Dataset records:
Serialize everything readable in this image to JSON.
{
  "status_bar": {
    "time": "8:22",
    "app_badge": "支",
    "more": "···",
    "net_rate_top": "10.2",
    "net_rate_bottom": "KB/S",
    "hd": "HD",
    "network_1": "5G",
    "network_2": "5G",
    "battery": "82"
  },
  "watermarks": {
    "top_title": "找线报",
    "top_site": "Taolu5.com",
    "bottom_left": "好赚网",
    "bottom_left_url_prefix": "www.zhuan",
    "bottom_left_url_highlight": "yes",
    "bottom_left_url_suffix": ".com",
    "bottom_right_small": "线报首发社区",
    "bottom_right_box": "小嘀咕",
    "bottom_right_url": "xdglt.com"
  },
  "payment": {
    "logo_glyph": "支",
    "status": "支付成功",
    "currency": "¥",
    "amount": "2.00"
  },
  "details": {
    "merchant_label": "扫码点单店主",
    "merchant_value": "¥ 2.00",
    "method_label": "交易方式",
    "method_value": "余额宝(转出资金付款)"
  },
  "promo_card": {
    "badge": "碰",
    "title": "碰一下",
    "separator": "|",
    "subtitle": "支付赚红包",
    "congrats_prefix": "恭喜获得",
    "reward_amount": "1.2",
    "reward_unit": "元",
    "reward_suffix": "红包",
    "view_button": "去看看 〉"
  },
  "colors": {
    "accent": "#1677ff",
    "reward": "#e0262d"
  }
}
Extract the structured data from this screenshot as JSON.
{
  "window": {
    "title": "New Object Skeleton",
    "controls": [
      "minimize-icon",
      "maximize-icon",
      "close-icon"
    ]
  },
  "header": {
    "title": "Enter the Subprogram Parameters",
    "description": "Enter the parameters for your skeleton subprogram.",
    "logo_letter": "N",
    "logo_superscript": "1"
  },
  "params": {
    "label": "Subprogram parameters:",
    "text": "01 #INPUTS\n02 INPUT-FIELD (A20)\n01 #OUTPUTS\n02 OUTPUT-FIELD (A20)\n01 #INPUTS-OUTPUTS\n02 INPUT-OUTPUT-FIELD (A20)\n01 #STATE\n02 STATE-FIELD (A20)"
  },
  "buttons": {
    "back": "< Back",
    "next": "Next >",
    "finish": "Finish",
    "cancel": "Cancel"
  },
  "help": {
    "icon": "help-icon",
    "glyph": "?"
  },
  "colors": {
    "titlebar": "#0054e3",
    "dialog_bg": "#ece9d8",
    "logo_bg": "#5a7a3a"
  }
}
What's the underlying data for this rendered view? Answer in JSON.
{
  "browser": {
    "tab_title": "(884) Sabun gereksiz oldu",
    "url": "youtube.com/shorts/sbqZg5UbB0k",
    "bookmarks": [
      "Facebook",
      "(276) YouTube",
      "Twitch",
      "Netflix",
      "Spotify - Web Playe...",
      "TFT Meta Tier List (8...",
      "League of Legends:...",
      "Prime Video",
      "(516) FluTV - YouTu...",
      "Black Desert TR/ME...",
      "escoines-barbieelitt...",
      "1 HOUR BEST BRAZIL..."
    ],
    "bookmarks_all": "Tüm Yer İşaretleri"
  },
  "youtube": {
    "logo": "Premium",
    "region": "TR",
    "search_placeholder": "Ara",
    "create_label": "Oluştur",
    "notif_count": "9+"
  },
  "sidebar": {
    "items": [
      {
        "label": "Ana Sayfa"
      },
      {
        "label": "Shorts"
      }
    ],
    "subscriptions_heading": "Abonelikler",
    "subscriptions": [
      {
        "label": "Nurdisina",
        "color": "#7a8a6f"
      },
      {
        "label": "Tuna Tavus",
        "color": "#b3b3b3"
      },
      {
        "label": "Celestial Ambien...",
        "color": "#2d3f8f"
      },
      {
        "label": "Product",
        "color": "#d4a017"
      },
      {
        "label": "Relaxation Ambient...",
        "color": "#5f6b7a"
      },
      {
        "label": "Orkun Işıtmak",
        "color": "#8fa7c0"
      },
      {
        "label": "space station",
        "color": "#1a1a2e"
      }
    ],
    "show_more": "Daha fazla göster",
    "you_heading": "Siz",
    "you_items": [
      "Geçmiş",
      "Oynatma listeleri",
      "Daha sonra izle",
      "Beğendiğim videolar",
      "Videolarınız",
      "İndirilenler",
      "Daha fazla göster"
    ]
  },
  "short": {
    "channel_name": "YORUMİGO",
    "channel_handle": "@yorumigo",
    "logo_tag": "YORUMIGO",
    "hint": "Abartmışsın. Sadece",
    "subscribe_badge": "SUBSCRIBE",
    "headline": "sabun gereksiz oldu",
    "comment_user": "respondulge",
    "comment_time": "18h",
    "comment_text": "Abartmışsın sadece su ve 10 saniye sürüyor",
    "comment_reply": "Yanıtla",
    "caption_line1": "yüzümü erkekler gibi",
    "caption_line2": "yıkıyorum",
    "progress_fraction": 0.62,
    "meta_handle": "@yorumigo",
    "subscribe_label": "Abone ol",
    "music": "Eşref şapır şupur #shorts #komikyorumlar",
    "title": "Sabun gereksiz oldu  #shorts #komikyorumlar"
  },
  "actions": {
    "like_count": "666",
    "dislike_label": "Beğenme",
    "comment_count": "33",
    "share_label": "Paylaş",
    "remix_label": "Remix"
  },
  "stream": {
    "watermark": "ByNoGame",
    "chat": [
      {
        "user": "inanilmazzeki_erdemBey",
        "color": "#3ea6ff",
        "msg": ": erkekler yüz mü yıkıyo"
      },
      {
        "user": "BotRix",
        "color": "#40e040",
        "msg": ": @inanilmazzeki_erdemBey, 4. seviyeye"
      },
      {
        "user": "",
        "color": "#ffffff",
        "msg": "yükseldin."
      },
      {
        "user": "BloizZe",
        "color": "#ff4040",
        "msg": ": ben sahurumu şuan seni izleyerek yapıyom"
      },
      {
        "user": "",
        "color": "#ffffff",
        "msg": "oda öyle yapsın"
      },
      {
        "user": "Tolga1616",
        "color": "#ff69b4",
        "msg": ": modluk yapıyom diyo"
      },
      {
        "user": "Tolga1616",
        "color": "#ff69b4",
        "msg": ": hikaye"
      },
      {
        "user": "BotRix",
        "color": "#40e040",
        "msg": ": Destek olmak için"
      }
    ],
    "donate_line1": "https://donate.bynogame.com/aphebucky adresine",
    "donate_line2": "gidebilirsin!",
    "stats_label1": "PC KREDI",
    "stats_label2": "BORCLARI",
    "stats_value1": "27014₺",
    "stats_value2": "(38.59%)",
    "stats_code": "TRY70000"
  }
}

* * *

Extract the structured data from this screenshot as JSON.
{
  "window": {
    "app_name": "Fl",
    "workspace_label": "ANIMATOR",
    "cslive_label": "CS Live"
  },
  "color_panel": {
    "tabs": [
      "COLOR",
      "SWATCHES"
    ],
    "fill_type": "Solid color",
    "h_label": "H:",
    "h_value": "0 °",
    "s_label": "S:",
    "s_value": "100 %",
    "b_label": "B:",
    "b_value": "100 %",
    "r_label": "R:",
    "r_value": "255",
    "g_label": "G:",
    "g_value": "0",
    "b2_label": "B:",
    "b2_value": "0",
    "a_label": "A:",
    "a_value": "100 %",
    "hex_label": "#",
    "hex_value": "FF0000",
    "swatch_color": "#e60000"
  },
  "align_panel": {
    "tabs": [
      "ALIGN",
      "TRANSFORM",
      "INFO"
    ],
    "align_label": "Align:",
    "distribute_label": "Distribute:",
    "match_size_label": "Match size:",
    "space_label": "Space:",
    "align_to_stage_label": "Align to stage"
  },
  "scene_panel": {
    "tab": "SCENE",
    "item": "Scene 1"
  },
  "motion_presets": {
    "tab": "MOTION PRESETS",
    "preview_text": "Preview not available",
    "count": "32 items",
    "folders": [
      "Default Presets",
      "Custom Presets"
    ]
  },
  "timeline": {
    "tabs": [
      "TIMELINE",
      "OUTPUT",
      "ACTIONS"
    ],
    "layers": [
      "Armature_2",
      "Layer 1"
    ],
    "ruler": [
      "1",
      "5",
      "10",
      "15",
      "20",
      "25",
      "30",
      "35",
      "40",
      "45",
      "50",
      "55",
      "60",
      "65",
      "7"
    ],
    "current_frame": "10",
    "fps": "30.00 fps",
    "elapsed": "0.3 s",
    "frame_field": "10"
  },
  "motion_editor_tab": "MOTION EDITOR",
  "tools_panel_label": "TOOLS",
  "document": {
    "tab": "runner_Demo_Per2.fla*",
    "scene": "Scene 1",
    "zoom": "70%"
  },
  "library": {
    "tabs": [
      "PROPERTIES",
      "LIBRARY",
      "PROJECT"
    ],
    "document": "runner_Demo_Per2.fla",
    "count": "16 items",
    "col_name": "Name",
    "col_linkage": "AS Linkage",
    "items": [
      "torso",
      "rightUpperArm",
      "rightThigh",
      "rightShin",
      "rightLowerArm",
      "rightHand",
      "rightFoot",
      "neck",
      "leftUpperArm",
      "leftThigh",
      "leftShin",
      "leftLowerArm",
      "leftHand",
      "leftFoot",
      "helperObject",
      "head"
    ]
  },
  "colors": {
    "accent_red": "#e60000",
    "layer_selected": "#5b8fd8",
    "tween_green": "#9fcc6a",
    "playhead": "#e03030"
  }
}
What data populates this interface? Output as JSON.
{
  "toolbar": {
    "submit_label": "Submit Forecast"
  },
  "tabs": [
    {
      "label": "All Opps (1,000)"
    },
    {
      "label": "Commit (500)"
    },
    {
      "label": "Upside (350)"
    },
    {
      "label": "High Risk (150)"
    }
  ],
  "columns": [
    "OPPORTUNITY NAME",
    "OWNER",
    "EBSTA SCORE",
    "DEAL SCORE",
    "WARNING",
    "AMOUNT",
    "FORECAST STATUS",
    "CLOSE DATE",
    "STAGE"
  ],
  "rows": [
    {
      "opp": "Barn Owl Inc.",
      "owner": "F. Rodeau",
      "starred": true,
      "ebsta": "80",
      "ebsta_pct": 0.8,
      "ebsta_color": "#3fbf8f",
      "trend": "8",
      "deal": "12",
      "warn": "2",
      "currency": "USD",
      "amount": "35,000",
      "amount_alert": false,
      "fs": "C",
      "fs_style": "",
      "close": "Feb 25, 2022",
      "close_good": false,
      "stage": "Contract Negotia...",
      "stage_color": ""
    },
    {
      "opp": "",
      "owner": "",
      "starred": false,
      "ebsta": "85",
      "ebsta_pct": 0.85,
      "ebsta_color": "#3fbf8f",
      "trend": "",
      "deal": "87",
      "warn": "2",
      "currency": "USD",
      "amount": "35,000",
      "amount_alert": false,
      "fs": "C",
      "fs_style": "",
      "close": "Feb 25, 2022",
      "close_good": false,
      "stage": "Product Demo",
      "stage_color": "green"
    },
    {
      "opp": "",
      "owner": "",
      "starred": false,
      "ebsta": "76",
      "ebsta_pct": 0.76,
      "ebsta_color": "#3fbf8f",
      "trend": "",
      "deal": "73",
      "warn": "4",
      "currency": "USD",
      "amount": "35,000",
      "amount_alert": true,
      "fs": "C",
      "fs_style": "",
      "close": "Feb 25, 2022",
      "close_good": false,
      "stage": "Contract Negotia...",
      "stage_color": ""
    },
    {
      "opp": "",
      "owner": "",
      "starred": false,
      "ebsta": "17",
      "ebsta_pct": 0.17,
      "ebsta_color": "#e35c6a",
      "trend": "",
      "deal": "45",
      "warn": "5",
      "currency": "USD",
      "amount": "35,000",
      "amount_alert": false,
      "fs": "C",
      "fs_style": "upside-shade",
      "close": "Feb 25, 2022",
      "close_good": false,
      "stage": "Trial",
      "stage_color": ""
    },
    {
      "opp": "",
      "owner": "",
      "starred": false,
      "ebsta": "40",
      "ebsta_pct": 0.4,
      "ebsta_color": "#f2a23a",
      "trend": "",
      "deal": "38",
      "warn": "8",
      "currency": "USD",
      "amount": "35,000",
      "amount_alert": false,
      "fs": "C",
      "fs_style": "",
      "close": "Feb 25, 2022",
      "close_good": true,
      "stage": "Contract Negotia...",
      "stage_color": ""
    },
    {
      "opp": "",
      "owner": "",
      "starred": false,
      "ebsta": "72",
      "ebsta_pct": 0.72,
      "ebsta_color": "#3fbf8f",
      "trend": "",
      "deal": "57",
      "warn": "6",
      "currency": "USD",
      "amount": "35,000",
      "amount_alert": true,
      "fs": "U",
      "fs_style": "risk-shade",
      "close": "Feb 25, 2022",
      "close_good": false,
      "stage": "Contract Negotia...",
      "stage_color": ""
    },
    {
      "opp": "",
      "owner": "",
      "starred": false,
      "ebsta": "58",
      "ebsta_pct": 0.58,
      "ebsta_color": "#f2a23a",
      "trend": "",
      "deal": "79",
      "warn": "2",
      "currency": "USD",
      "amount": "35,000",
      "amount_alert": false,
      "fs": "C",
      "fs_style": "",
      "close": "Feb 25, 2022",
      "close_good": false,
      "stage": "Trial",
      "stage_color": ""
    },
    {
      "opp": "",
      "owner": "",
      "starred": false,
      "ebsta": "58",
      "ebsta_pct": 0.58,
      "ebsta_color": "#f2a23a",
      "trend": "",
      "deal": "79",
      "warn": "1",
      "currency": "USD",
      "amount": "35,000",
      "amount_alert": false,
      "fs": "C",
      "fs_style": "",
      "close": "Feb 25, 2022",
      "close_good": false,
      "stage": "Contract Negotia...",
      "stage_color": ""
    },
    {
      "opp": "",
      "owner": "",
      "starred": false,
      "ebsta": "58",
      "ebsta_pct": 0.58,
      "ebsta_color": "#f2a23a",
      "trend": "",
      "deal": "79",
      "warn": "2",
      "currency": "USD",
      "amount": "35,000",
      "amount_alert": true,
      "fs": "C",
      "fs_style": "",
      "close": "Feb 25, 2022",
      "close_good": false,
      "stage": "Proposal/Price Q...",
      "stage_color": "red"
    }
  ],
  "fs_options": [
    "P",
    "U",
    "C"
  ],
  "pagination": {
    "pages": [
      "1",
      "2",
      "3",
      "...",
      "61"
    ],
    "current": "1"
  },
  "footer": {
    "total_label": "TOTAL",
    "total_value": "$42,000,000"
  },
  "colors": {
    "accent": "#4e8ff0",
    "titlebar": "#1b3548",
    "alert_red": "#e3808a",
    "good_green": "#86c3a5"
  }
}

- PROBLEM DETAILS
Look through the entries above and list every line containing "oldu".

- EXERCISE RESULT
    "tab_title": "(884) Sabun gereksiz oldu",
    "headline": "sabun gereksiz oldu",
    "title": "Sabun gereksiz oldu  #shorts #komikyorumlar"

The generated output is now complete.